= YOUR TASK =
Copy out all of the data exactly as it appears.

= DATA FOR THIS TASK =

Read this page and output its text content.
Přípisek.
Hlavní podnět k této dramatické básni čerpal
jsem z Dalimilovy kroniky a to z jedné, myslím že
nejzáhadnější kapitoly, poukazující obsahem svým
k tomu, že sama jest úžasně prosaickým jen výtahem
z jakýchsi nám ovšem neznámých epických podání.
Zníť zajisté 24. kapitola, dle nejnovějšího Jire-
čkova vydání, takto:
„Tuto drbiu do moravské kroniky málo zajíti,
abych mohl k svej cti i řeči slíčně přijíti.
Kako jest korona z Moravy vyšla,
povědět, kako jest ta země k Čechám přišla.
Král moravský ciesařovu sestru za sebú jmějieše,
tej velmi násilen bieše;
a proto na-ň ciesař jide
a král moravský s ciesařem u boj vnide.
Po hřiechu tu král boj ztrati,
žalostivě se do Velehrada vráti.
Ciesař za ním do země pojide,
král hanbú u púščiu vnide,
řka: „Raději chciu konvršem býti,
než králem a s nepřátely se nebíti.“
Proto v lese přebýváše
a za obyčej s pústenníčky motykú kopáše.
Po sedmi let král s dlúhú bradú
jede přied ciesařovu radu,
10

= SOLUTION FOR THIS TASK =
Read this page and output its text content.
Přípisek.
Hlavní podnět k této dramatické básni čerpal
jsem z Dalimilovy kroniky a to z jedné, myslím že
nejzáhadnější kapitoly, poukazující obsahem svým
k tomu, že sama jest úžasně prosaickým jen výtahem
z jakýchsi nám ovšem neznámých epických podání.
Zníť zajisté 24. kapitola, dle nejnovějšího Jire-
čkova vydání, takto:
„Tuto drbiu do moravské kroniky málo zajíti,
abych mohl k svej cti i řeči slíčně přijíti.
Kako jest korona z Moravy vyšla,
povědět, kako jest ta země k Čechám přišla.
Král moravský ciesařovu sestru za sebú jmějieše,
tej velmi násilen bieše;
a proto na-ň ciesař jide
a král moravský s ciesařem u boj vnide.
Po hřiechu tu král boj ztrati,
žalostivě se do Velehrada vráti.
Ciesař za ním do země pojide,
král hanbú u púščiu vnide,
řka: „Raději chciu konvršem býti,
než králem a s nepřátely se nebíti.“
Proto v lese přebýváše
a za obyčej s pústenníčky motykú kopáše.
Po sedmi let král s dlúhú bradú
jede přied ciesařovu radu,
10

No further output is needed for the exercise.